Task:
Pick out each line containing the string "order" and copy it.

━━ Source data

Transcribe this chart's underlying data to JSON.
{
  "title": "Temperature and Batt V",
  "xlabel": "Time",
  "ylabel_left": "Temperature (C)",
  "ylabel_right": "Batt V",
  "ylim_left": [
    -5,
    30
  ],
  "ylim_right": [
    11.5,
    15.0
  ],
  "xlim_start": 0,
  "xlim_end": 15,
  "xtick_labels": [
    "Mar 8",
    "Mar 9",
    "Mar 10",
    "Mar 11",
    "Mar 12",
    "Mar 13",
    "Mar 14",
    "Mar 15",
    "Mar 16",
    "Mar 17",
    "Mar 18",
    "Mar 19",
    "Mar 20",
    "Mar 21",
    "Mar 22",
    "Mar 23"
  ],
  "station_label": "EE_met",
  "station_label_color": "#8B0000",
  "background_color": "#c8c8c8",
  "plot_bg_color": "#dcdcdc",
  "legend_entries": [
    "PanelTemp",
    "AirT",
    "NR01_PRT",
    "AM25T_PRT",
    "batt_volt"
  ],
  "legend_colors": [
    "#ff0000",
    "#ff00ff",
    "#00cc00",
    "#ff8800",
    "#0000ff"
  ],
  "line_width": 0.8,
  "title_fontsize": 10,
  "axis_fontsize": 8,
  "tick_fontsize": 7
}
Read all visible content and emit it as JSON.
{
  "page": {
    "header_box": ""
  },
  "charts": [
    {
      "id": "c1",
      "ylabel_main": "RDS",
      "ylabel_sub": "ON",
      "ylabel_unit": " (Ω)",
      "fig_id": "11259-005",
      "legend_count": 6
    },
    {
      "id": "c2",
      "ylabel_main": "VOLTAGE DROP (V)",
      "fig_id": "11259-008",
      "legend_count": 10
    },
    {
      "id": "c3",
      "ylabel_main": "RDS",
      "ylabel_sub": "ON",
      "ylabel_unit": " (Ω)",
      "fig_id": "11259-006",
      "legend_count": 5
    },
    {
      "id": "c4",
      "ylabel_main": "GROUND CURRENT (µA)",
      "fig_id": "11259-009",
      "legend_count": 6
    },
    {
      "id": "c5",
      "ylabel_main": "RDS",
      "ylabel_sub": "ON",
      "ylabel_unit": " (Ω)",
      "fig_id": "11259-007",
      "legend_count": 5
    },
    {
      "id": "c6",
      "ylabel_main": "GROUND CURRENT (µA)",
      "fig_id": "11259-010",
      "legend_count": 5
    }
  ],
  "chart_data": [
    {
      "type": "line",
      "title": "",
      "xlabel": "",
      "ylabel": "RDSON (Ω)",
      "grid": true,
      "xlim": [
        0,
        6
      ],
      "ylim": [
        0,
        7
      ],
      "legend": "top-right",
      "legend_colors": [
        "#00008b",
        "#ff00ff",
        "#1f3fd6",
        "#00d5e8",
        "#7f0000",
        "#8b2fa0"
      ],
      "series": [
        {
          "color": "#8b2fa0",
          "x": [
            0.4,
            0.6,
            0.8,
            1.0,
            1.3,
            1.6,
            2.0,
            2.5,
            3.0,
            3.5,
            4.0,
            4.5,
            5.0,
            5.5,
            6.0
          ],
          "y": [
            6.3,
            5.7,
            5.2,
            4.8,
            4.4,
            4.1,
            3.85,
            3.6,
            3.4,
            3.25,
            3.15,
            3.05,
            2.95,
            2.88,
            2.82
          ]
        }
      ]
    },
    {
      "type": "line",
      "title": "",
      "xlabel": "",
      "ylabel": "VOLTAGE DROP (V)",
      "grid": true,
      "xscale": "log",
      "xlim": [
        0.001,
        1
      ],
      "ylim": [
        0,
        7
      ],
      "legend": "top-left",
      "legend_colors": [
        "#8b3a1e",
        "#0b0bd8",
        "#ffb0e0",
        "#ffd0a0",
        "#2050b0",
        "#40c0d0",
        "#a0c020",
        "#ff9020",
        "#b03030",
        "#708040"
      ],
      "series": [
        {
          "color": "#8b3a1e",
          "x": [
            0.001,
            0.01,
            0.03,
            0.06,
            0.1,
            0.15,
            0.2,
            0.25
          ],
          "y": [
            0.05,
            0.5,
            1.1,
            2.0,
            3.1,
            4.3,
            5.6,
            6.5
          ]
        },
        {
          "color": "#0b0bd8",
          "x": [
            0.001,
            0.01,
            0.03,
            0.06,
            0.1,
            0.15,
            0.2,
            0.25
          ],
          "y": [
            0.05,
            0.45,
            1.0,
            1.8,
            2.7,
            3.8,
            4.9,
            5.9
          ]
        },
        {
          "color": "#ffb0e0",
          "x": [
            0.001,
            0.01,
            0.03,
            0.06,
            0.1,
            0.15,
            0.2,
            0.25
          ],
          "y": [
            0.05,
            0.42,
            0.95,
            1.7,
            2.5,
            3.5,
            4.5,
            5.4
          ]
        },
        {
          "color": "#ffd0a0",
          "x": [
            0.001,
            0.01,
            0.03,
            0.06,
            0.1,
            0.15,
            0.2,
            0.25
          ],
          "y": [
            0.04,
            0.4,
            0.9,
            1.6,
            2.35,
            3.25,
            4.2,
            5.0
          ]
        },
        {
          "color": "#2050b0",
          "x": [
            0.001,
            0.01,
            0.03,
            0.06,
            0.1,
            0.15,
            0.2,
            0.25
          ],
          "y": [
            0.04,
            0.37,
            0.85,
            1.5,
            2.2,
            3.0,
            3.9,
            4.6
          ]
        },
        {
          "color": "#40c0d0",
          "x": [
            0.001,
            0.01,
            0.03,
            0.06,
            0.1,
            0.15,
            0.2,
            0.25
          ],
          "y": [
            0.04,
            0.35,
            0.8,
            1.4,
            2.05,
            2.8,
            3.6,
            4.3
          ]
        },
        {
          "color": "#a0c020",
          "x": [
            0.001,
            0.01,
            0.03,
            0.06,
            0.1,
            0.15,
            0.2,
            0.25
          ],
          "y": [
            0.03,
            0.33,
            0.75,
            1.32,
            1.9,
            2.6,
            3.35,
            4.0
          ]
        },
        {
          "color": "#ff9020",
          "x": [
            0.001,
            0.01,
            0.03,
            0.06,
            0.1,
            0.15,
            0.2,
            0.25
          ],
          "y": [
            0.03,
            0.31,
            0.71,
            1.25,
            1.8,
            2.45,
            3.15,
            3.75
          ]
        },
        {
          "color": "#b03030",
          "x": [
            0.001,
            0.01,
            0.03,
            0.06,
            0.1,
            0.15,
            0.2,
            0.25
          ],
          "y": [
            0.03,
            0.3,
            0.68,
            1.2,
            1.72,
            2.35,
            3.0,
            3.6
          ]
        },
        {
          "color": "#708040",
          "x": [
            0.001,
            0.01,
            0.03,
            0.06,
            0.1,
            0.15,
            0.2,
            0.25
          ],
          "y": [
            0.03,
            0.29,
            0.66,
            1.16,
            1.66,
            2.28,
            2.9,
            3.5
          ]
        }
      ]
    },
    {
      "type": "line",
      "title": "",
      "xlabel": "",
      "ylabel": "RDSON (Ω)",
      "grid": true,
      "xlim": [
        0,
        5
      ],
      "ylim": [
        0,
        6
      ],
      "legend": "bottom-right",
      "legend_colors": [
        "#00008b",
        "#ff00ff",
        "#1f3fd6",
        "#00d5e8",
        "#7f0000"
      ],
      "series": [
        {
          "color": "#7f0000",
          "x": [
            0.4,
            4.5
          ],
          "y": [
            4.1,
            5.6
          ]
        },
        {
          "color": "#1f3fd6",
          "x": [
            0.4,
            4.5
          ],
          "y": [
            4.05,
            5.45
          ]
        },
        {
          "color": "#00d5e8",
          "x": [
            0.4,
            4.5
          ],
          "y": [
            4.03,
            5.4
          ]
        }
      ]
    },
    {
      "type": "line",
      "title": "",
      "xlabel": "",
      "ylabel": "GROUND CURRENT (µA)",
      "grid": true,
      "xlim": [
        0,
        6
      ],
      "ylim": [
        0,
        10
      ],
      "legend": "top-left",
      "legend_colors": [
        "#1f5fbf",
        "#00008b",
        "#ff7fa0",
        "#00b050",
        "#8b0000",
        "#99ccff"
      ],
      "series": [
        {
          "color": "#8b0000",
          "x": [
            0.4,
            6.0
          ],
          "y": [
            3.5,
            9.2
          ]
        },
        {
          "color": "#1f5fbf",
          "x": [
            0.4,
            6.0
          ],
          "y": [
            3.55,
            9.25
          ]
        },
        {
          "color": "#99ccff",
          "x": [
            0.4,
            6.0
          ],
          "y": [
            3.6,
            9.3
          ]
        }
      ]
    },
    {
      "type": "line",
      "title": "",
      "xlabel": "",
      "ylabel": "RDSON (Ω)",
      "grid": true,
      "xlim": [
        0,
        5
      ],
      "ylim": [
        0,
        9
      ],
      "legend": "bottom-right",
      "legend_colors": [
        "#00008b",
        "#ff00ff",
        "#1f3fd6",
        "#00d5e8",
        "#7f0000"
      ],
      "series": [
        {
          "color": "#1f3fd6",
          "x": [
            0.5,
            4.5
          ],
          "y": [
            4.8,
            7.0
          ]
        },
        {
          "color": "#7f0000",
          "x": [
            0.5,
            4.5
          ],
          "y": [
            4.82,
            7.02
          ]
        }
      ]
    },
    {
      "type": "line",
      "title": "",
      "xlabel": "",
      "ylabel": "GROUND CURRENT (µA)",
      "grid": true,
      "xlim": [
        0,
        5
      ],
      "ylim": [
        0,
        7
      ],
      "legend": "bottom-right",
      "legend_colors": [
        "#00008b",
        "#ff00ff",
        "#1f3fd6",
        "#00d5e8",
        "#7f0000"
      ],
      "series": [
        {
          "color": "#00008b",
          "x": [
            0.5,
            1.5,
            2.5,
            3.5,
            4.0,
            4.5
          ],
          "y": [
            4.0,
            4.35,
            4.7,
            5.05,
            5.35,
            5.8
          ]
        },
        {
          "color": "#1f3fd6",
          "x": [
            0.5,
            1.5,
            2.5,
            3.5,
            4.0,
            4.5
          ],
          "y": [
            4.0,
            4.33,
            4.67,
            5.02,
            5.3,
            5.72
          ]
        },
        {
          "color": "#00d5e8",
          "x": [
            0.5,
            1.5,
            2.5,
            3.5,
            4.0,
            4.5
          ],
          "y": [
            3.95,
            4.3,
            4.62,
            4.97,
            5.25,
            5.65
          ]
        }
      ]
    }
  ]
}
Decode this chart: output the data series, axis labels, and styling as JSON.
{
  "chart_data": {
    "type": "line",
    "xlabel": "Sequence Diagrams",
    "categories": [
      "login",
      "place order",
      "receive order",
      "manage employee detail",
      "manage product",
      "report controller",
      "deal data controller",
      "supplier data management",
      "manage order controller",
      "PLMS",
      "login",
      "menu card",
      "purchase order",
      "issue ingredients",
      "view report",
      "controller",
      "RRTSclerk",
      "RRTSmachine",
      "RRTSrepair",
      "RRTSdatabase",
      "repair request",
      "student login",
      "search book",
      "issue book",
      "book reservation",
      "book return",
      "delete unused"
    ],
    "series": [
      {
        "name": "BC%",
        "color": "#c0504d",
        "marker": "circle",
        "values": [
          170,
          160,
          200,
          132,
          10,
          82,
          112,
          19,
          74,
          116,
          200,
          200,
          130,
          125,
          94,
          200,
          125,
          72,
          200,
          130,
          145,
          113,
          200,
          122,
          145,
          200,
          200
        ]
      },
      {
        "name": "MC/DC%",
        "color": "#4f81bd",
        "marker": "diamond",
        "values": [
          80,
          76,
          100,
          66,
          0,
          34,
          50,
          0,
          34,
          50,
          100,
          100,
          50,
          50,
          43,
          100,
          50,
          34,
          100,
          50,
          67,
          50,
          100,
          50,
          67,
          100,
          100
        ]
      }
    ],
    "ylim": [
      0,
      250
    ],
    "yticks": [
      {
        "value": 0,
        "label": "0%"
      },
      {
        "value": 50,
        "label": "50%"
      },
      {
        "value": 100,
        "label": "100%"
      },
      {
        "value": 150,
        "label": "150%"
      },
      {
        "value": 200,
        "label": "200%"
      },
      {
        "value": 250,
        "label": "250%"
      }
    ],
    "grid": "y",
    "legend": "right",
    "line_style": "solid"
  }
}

━━━━

Response for this exercise:
      "place order",
      "receive order",
      "manage order controller",
      "purchase order",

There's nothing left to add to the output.